- _Lines of data_:
^^^^

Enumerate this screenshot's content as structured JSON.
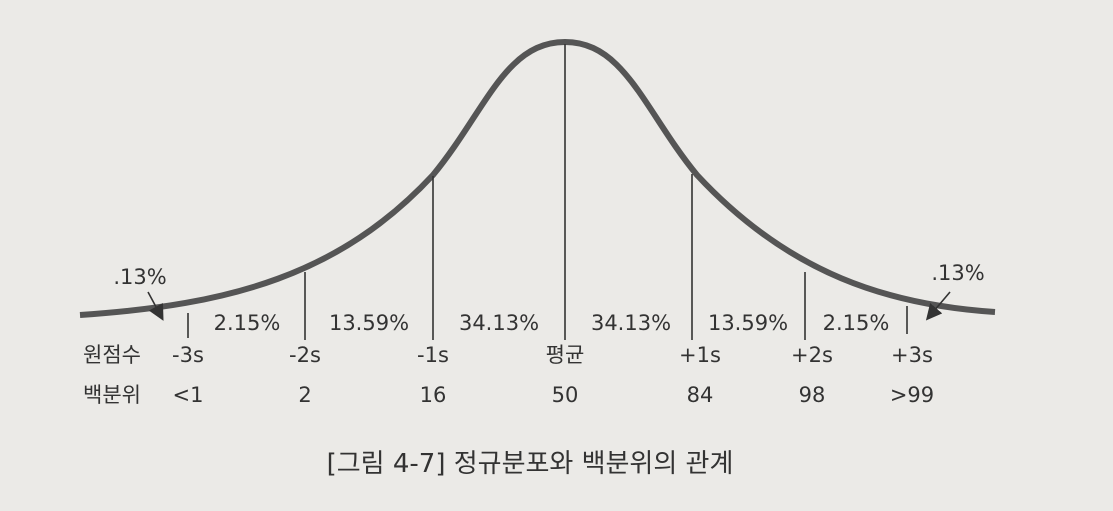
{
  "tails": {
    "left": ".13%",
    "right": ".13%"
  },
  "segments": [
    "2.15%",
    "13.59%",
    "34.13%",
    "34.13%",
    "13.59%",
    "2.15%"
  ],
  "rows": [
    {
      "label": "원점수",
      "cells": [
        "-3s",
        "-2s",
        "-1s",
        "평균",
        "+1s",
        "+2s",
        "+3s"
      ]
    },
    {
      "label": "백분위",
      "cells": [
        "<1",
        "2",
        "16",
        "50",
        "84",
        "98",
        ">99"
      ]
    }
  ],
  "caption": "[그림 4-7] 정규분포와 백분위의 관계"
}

^^^^

- _EXERCISE TASK_: The records above need to be restated word for word, with the pictures left out.

- _THE ANSWER_:
Enumerate this screenshot's content as structured JSON.
{
  "tails": {
    "left": ".13%",
    "right": ".13%"
  },
  "segments": [
    "2.15%",
    "13.59%",
    "34.13%",
    "34.13%",
    "13.59%",
    "2.15%"
  ],
  "rows": [
    {
      "label": "원점수",
      "cells": [
        "-3s",
        "-2s",
        "-1s",
        "평균",
        "+1s",
        "+2s",
        "+3s"
      ]
    },
    {
      "label": "백분위",
      "cells": [
        "<1",
        "2",
        "16",
        "50",
        "84",
        "98",
        ">99"
      ]
    }
  ],
  "caption": "[그림 4-7] 정규분포와 백분위의 관계"
}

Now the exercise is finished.